▶
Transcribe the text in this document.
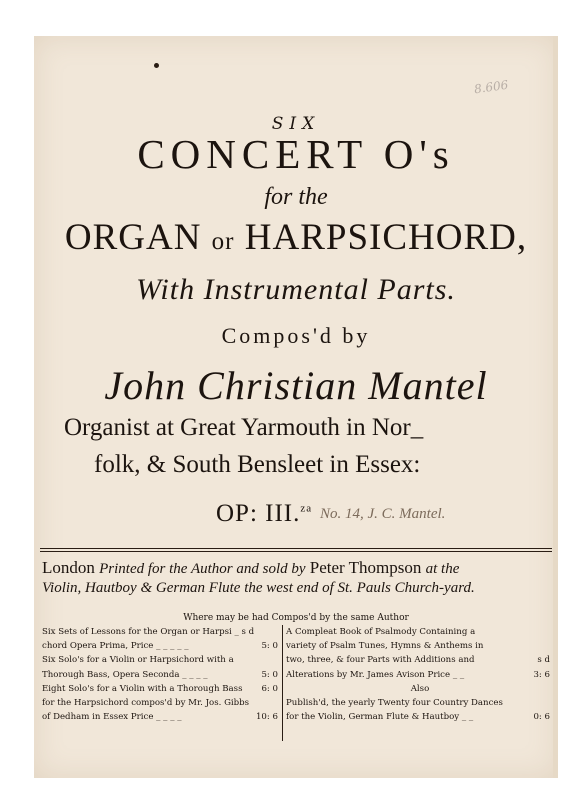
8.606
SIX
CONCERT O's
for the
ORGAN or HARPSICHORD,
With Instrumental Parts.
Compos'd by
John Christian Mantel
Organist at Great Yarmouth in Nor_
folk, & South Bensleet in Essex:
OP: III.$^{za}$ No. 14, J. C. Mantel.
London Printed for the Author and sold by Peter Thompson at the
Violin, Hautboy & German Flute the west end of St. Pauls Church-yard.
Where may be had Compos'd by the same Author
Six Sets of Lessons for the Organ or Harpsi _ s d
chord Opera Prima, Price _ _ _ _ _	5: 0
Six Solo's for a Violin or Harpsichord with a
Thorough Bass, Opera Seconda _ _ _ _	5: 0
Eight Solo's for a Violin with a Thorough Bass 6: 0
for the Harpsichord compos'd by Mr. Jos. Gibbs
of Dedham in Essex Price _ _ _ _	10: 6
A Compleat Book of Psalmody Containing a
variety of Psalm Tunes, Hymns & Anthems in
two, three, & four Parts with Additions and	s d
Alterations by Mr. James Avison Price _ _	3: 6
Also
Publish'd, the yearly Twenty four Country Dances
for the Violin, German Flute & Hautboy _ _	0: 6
◀
▶
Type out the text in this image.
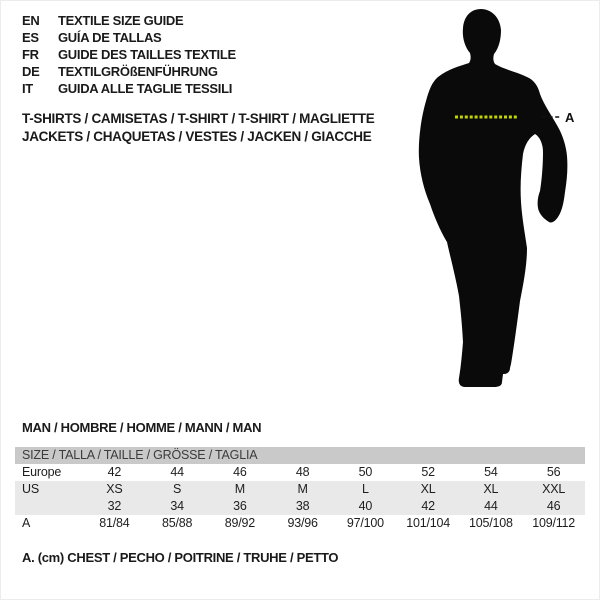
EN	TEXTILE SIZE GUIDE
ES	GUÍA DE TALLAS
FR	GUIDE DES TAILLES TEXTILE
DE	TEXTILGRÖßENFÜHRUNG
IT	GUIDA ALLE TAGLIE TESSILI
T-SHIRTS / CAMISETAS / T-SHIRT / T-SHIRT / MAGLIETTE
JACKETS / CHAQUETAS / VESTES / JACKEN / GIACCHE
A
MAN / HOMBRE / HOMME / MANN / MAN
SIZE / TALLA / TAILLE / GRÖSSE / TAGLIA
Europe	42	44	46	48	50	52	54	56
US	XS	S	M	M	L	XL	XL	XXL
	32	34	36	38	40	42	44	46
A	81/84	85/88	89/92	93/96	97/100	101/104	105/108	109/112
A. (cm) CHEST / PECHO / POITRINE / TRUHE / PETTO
◀
Read the lines above. Gather those in which the string "four" is found.

two, three, & four Parts with Additions and	s d
Publish'd, the yearly Twenty four Country Dances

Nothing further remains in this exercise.